- Records for the task
%%
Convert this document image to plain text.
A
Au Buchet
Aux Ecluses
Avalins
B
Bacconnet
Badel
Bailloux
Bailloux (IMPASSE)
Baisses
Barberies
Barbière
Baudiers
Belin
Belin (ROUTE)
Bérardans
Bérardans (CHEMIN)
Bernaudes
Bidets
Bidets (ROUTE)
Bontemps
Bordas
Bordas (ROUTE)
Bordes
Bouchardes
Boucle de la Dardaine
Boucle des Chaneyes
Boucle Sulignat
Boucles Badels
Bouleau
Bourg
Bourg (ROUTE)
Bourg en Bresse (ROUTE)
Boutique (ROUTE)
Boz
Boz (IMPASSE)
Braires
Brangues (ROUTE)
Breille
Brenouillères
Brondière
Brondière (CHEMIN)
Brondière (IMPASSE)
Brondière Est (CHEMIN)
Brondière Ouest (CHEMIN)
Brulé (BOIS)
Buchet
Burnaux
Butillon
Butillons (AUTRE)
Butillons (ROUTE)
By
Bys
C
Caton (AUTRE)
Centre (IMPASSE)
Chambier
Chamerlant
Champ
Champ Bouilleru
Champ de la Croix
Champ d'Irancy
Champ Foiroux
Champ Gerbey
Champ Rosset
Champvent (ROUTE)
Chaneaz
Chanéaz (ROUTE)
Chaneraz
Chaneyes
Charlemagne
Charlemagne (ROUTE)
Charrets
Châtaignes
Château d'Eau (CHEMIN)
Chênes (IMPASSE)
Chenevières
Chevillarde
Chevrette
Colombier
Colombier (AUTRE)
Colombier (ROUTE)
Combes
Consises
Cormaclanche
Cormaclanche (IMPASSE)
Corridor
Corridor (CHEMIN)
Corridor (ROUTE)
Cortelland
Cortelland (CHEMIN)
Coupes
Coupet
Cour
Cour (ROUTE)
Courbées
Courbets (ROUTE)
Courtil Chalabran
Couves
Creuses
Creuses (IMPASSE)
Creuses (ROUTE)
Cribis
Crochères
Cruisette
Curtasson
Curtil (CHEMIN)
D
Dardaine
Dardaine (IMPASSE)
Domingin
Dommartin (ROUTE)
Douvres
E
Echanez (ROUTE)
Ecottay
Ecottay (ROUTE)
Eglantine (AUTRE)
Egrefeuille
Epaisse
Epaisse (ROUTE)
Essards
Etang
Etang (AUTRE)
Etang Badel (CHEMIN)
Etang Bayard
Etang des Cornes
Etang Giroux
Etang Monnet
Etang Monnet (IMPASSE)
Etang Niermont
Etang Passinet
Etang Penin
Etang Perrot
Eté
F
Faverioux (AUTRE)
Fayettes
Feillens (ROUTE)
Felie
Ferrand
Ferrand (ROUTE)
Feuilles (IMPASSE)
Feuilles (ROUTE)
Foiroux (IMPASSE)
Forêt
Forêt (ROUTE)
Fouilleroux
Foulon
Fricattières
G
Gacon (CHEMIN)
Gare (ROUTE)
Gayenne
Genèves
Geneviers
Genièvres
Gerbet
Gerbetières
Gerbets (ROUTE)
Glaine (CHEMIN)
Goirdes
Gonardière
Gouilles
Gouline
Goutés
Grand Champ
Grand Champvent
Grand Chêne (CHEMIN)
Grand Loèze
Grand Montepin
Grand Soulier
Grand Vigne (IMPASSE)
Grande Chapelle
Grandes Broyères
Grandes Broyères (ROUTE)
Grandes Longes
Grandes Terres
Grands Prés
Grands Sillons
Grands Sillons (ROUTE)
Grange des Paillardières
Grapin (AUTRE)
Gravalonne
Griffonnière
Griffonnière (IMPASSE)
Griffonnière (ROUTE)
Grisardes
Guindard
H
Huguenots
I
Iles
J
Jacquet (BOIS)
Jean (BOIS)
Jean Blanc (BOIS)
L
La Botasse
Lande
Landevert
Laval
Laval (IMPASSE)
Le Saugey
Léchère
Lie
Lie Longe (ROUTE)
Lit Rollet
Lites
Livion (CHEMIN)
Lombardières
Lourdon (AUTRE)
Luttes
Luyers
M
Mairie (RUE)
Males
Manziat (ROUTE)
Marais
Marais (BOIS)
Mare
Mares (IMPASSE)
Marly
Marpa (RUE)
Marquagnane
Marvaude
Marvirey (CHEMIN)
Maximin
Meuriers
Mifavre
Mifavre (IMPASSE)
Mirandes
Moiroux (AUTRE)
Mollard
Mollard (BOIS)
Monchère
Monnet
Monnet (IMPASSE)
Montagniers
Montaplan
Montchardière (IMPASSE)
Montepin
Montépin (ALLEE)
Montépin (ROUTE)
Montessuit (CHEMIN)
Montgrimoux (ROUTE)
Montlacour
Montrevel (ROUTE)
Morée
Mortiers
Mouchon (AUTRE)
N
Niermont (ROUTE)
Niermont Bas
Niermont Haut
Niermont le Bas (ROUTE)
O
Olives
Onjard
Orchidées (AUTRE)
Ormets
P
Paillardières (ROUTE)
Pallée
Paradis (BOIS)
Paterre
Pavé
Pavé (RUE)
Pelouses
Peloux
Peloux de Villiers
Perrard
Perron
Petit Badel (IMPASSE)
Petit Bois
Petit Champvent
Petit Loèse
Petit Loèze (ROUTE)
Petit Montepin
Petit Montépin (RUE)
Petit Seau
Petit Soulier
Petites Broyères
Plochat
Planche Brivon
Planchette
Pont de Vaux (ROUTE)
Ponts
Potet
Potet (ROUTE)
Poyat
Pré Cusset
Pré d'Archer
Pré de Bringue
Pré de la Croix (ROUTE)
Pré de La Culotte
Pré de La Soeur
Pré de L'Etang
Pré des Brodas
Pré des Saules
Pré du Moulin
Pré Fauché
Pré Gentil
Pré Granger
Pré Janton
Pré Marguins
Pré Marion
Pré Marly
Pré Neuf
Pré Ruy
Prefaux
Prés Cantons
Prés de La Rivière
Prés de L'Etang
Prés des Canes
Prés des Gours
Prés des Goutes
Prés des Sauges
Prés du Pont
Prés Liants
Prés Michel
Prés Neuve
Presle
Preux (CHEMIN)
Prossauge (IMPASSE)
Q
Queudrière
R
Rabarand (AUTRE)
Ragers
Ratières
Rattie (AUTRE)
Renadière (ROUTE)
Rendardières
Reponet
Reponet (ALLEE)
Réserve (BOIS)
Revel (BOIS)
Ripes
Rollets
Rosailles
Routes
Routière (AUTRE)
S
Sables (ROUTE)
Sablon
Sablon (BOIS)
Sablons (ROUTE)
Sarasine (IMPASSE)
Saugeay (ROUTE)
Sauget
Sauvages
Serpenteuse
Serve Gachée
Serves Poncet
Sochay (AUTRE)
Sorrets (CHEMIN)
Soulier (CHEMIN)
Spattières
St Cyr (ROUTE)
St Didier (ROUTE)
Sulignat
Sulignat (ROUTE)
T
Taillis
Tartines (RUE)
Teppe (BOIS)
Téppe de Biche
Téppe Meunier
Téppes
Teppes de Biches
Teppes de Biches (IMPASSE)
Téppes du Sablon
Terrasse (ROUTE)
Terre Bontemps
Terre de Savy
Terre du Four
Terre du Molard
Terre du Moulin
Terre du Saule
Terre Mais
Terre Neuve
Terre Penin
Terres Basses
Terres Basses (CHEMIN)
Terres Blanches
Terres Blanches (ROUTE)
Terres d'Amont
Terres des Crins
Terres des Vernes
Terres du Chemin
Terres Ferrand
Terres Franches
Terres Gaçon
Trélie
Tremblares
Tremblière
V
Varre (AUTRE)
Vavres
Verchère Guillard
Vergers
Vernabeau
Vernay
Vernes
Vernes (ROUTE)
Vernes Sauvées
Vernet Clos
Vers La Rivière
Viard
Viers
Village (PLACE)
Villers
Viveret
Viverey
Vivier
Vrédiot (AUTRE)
%%
Print the records above in full, exactly.

Convert this document image to plain text.
A
Au Buchet
Aux Ecluses
Avalins
B
Bacconnet
Badel
Bailloux
Bailloux (IMPASSE)
Baisses
Barberies
Barbière
Baudiers
Belin
Belin (ROUTE)
Bérardans
Bérardans (CHEMIN)
Bernaudes
Bidets
Bidets (ROUTE)
Bontemps
Bordas
Bordas (ROUTE)
Bordes
Bouchardes
Boucle de la Dardaine
Boucle des Chaneyes
Boucle Sulignat
Boucles Badels
Bouleau
Bourg
Bourg (ROUTE)
Bourg en Bresse (ROUTE)
Boutique (ROUTE)
Boz
Boz (IMPASSE)
Braires
Brangues (ROUTE)
Breille
Brenouillères
Brondière
Brondière (CHEMIN)
Brondière (IMPASSE)
Brondière Est (CHEMIN)
Brondière Ouest (CHEMIN)
Brulé (BOIS)
Buchet
Burnaux
Butillon
Butillons (AUTRE)
Butillons (ROUTE)
By
Bys
C
Caton (AUTRE)
Centre (IMPASSE)
Chambier
Chamerlant
Champ
Champ Bouilleru
Champ de la Croix
Champ d'Irancy
Champ Foiroux
Champ Gerbey
Champ Rosset
Champvent (ROUTE)
Chaneaz
Chanéaz (ROUTE)
Chaneraz
Chaneyes
Charlemagne
Charlemagne (ROUTE)
Charrets
Châtaignes
Château d'Eau (CHEMIN)
Chênes (IMPASSE)
Chenevières
Chevillarde
Chevrette
Colombier
Colombier (AUTRE)
Colombier (ROUTE)
Combes
Consises
Cormaclanche
Cormaclanche (IMPASSE)
Corridor
Corridor (CHEMIN)
Corridor (ROUTE)
Cortelland
Cortelland (CHEMIN)
Coupes
Coupet
Cour
Cour (ROUTE)
Courbées
Courbets (ROUTE)
Courtil Chalabran
Couves
Creuses
Creuses (IMPASSE)
Creuses (ROUTE)
Cribis
Crochères
Cruisette
Curtasson
Curtil (CHEMIN)
D
Dardaine
Dardaine (IMPASSE)
Domingin
Dommartin (ROUTE)
Douvres
E
Echanez (ROUTE)
Ecottay
Ecottay (ROUTE)
Eglantine (AUTRE)
Egrefeuille
Epaisse
Epaisse (ROUTE)
Essards
Etang
Etang (AUTRE)
Etang Badel (CHEMIN)
Etang Bayard
Etang des Cornes
Etang Giroux
Etang Monnet
Etang Monnet (IMPASSE)
Etang Niermont
Etang Passinet
Etang Penin
Etang Perrot
Eté
F
Faverioux (AUTRE)
Fayettes
Feillens (ROUTE)
Felie
Ferrand
Ferrand (ROUTE)
Feuilles (IMPASSE)
Feuilles (ROUTE)
Foiroux (IMPASSE)
Forêt
Forêt (ROUTE)
Fouilleroux
Foulon
Fricattières
G
Gacon (CHEMIN)
Gare (ROUTE)
Gayenne
Genèves
Geneviers
Genièvres
Gerbet
Gerbetières
Gerbets (ROUTE)
Glaine (CHEMIN)
Goirdes
Gonardière
Gouilles
Gouline
Goutés
Grand Champ
Grand Champvent
Grand Chêne (CHEMIN)
Grand Loèze
Grand Montepin
Grand Soulier
Grand Vigne (IMPASSE)
Grande Chapelle
Grandes Broyères
Grandes Broyères (ROUTE)
Grandes Longes
Grandes Terres
Grands Prés
Grands Sillons
Grands Sillons (ROUTE)
Grange des Paillardières
Grapin (AUTRE)
Gravalonne
Griffonnière
Griffonnière (IMPASSE)
Griffonnière (ROUTE)
Grisardes
Guindard
H
Huguenots
I
Iles
J
Jacquet (BOIS)
Jean (BOIS)
Jean Blanc (BOIS)
L
La Botasse
Lande
Landevert
Laval
Laval (IMPASSE)
Le Saugey
Léchère
Lie
Lie Longe (ROUTE)
Lit Rollet
Lites
Livion (CHEMIN)
Lombardières
Lourdon (AUTRE)
Luttes
Luyers
M
Mairie (RUE)
Males
Manziat (ROUTE)
Marais
Marais (BOIS)
Mare
Mares (IMPASSE)
Marly
Marpa (RUE)
Marquagnane
Marvaude
Marvirey (CHEMIN)
Maximin
Meuriers
Mifavre
Mifavre (IMPASSE)
Mirandes
Moiroux (AUTRE)
Mollard
Mollard (BOIS)
Monchère
Monnet
Monnet (IMPASSE)
Montagniers
Montaplan
Montchardière (IMPASSE)
Montepin
Montépin (ALLEE)
Montépin (ROUTE)
Montessuit (CHEMIN)
Montgrimoux (ROUTE)
Montlacour
Montrevel (ROUTE)
Morée
Mortiers
Mouchon (AUTRE)
N
Niermont (ROUTE)
Niermont Bas
Niermont Haut
Niermont le Bas (ROUTE)
O
Olives
Onjard
Orchidées (AUTRE)
Ormets
P
Paillardières (ROUTE)
Pallée
Paradis (BOIS)
Paterre
Pavé
Pavé (RUE)
Pelouses
Peloux
Peloux de Villiers
Perrard
Perron
Petit Badel (IMPASSE)
Petit Bois
Petit Champvent
Petit Loèse
Petit Loèze (ROUTE)
Petit Montepin
Petit Montépin (RUE)
Petit Seau
Petit Soulier
Petites Broyères
Plochat
Planche Brivon
Planchette
Pont de Vaux (ROUTE)
Ponts
Potet
Potet (ROUTE)
Poyat
Pré Cusset
Pré d'Archer
Pré de Bringue
Pré de la Croix (ROUTE)
Pré de La Culotte
Pré de La Soeur
Pré de L'Etang
Pré des Brodas
Pré des Saules
Pré du Moulin
Pré Fauché
Pré Gentil
Pré Granger
Pré Janton
Pré Marguins
Pré Marion
Pré Marly
Pré Neuf
Pré Ruy
Prefaux
Prés Cantons
Prés de La Rivière
Prés de L'Etang
Prés des Canes
Prés des Gours
Prés des Goutes
Prés des Sauges
Prés du Pont
Prés Liants
Prés Michel
Prés Neuve
Presle
Preux (CHEMIN)
Prossauge (IMPASSE)
Q
Queudrière
R
Rabarand (AUTRE)
Ragers
Ratières
Rattie (AUTRE)
Renadière (ROUTE)
Rendardières
Reponet
Reponet (ALLEE)
Réserve (BOIS)
Revel (BOIS)
Ripes
Rollets
Rosailles
Routes
Routière (AUTRE)
S
Sables (ROUTE)
Sablon
Sablon (BOIS)
Sablons (ROUTE)
Sarasine (IMPASSE)
Saugeay (ROUTE)
Sauget
Sauvages
Serpenteuse
Serve Gachée
Serves Poncet
Sochay (AUTRE)
Sorrets (CHEMIN)
Soulier (CHEMIN)
Spattières
St Cyr (ROUTE)
St Didier (ROUTE)
Sulignat
Sulignat (ROUTE)
T
Taillis
Tartines (RUE)
Teppe (BOIS)
Téppe de Biche
Téppe Meunier
Téppes
Teppes de Biches
Teppes de Biches (IMPASSE)
Téppes du Sablon
Terrasse (ROUTE)
Terre Bontemps
Terre de Savy
Terre du Four
Terre du Molard
Terre du Moulin
Terre du Saule
Terre Mais
Terre Neuve
Terre Penin
Terres Basses
Terres Basses (CHEMIN)
Terres Blanches
Terres Blanches (ROUTE)
Terres d'Amont
Terres des Crins
Terres des Vernes
Terres du Chemin
Terres Ferrand
Terres Franches
Terres Gaçon
Trélie
Tremblares
Tremblière
V
Varre (AUTRE)
Vavres
Verchère Guillard
Vergers
Vernabeau
Vernay
Vernes
Vernes (ROUTE)
Vernes Sauvées
Vernet Clos
Vers La Rivière
Viard
Viers
Village (PLACE)
Villers
Viveret
Viverey
Vivier
Vrédiot (AUTRE)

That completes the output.